(Figure content listings)
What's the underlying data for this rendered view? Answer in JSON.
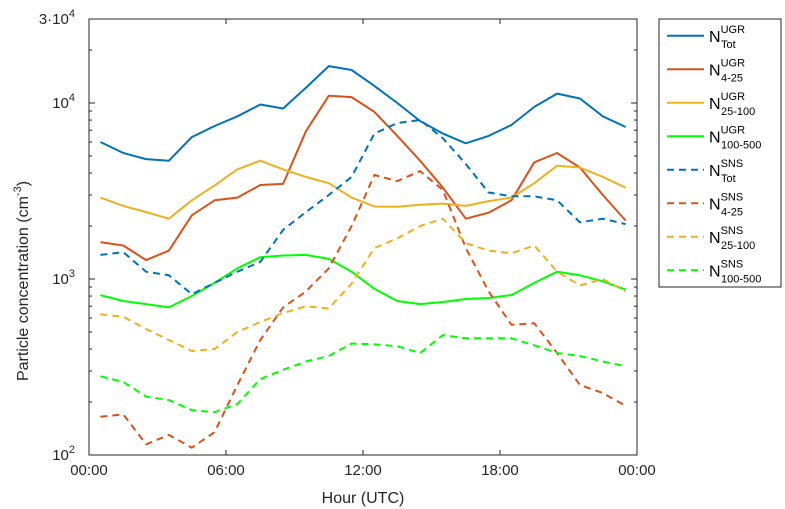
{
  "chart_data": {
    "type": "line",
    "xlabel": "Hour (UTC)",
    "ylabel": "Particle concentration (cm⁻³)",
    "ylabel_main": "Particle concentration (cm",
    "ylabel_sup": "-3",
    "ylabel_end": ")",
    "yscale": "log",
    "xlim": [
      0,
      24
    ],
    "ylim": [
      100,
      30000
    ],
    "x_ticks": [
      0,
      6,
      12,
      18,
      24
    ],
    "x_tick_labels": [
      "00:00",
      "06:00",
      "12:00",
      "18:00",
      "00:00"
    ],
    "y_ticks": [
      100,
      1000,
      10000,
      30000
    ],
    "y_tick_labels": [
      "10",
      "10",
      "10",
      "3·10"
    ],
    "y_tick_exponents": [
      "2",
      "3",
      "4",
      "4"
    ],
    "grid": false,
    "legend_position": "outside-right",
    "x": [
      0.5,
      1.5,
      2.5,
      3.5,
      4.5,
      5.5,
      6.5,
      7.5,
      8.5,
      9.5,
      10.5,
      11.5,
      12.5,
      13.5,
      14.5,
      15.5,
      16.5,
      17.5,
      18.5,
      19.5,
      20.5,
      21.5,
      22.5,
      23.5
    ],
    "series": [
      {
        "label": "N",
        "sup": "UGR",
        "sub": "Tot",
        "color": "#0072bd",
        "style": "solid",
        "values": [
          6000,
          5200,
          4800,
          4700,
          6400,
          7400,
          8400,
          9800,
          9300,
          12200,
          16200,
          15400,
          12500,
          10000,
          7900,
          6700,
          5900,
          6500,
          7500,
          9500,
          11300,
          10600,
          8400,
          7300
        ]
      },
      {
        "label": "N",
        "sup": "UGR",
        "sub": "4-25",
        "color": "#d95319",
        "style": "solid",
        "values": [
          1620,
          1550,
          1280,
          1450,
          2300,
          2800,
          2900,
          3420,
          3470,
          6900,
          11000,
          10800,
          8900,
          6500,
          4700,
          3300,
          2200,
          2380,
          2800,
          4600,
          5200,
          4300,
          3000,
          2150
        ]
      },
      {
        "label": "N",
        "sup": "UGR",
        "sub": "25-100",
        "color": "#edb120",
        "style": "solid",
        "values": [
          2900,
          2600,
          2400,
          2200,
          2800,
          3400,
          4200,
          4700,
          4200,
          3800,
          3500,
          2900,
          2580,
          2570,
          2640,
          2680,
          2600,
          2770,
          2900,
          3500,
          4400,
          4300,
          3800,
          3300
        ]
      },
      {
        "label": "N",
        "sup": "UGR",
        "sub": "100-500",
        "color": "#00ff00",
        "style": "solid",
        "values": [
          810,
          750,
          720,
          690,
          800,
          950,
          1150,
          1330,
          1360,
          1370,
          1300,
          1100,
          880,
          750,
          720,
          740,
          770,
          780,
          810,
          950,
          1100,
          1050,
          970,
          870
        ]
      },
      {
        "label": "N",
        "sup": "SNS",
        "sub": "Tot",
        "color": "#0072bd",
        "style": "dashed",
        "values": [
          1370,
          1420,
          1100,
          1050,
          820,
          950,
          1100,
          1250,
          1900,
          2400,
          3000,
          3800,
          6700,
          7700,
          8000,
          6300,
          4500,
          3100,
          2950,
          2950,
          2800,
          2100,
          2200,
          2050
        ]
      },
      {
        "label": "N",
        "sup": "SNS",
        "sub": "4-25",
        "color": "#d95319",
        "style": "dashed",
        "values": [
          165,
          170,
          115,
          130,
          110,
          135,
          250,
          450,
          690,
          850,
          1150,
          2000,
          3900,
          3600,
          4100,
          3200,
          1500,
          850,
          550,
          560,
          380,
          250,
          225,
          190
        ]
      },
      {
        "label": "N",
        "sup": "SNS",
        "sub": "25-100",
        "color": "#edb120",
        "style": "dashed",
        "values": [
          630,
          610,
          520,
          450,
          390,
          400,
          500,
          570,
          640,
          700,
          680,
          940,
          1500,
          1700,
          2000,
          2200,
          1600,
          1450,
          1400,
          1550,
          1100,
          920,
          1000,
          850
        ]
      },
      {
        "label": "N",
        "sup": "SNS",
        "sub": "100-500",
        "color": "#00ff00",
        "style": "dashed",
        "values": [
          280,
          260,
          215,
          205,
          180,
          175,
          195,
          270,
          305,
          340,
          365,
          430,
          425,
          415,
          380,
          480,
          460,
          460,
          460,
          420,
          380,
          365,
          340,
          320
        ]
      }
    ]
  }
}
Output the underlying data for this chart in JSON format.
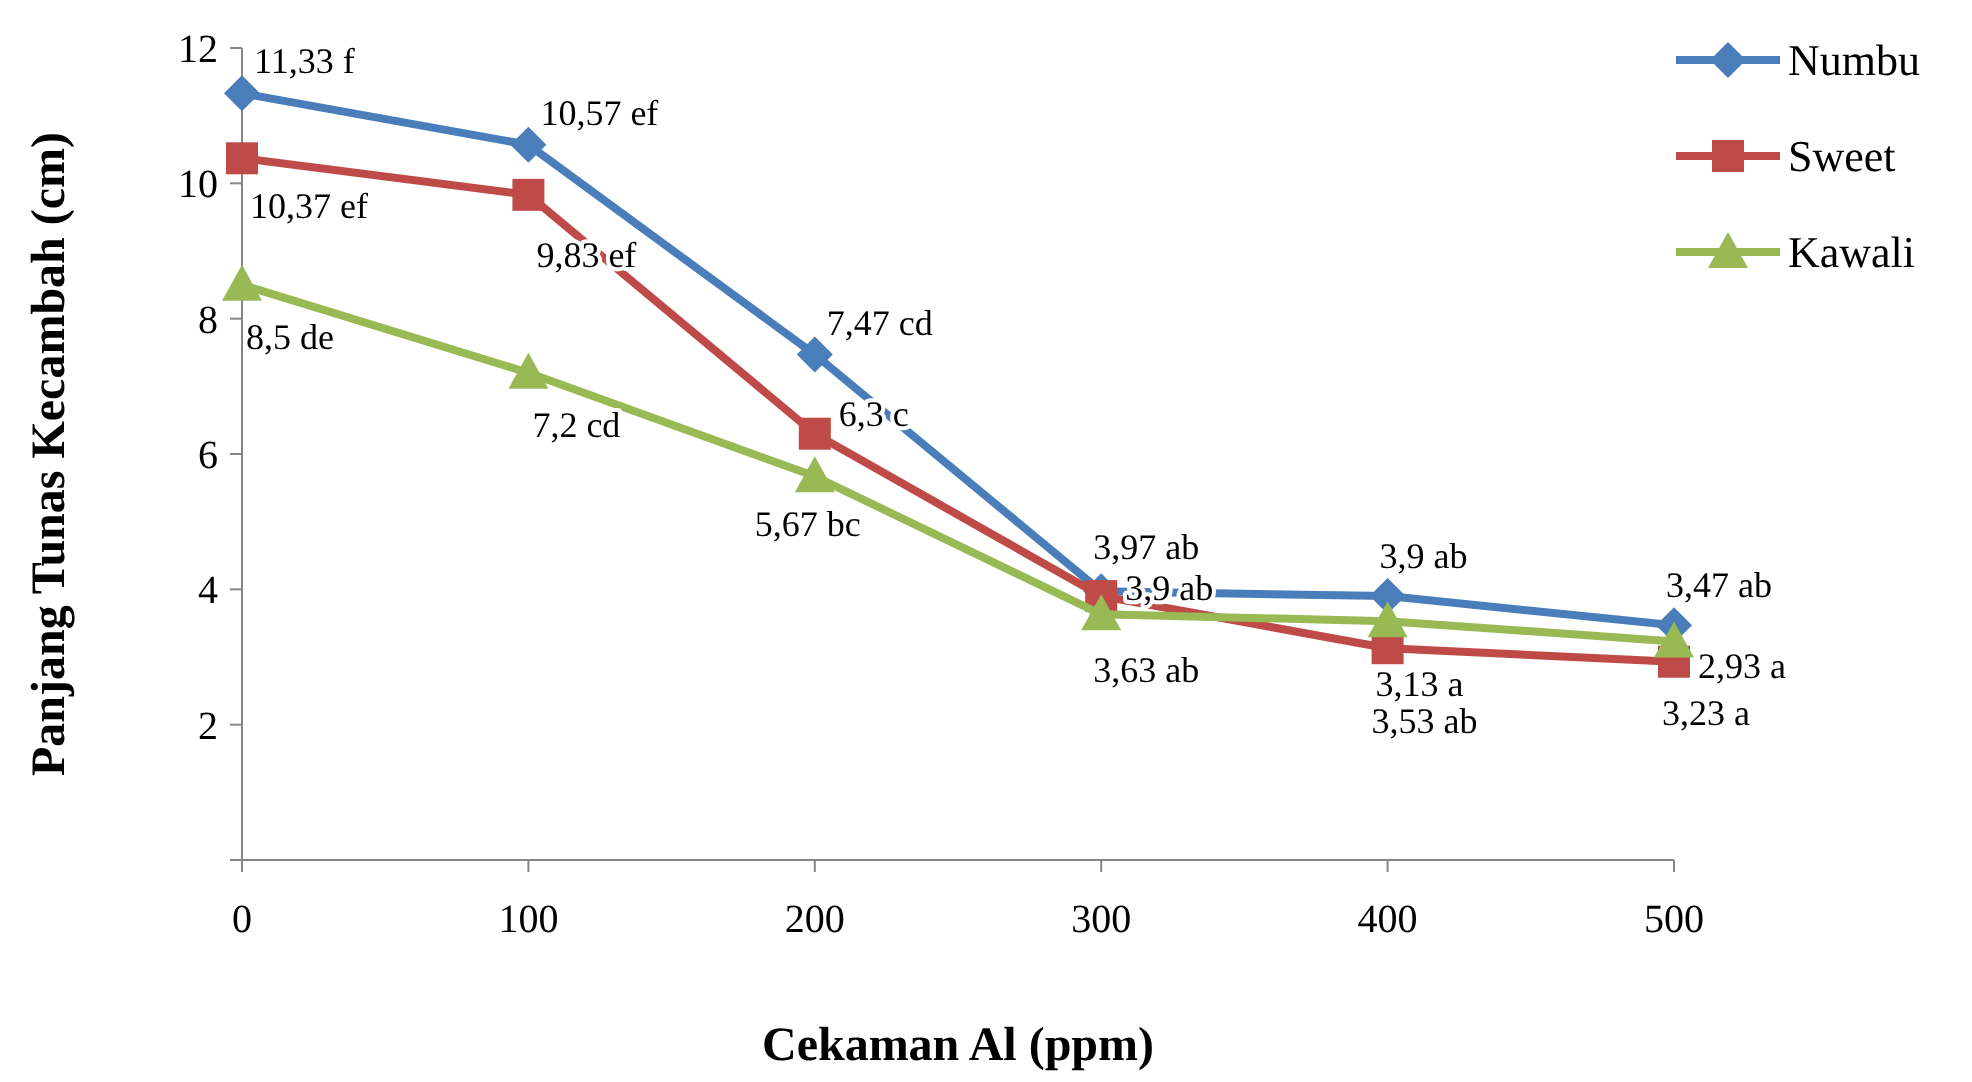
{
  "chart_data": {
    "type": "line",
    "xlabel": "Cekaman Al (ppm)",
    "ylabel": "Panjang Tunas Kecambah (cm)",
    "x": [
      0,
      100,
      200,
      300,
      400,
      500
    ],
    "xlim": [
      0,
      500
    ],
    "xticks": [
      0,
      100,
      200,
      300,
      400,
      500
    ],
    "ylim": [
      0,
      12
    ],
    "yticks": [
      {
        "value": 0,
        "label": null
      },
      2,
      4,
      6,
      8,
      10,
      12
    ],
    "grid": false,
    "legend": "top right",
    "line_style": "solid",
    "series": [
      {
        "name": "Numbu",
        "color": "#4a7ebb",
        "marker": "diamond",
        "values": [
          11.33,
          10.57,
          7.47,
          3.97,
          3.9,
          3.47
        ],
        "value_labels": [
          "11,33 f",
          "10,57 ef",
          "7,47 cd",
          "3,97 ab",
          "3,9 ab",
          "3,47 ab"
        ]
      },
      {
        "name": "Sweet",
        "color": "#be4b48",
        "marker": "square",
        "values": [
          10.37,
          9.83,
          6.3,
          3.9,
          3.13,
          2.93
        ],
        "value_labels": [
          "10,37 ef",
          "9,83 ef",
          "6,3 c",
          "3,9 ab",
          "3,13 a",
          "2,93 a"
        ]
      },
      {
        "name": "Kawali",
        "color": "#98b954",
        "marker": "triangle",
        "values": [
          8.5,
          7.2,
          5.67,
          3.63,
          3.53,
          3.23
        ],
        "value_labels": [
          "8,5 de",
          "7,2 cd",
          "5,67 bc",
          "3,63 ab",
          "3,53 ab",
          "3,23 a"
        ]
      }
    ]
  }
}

- [Instructions to follow] List every line from the entries above in which "Particle" appears.

- [Response for this exercise]
    "ylabel": "Particle concentration (cm⁻³)",
    "ylabel_main": "Particle concentration (cm",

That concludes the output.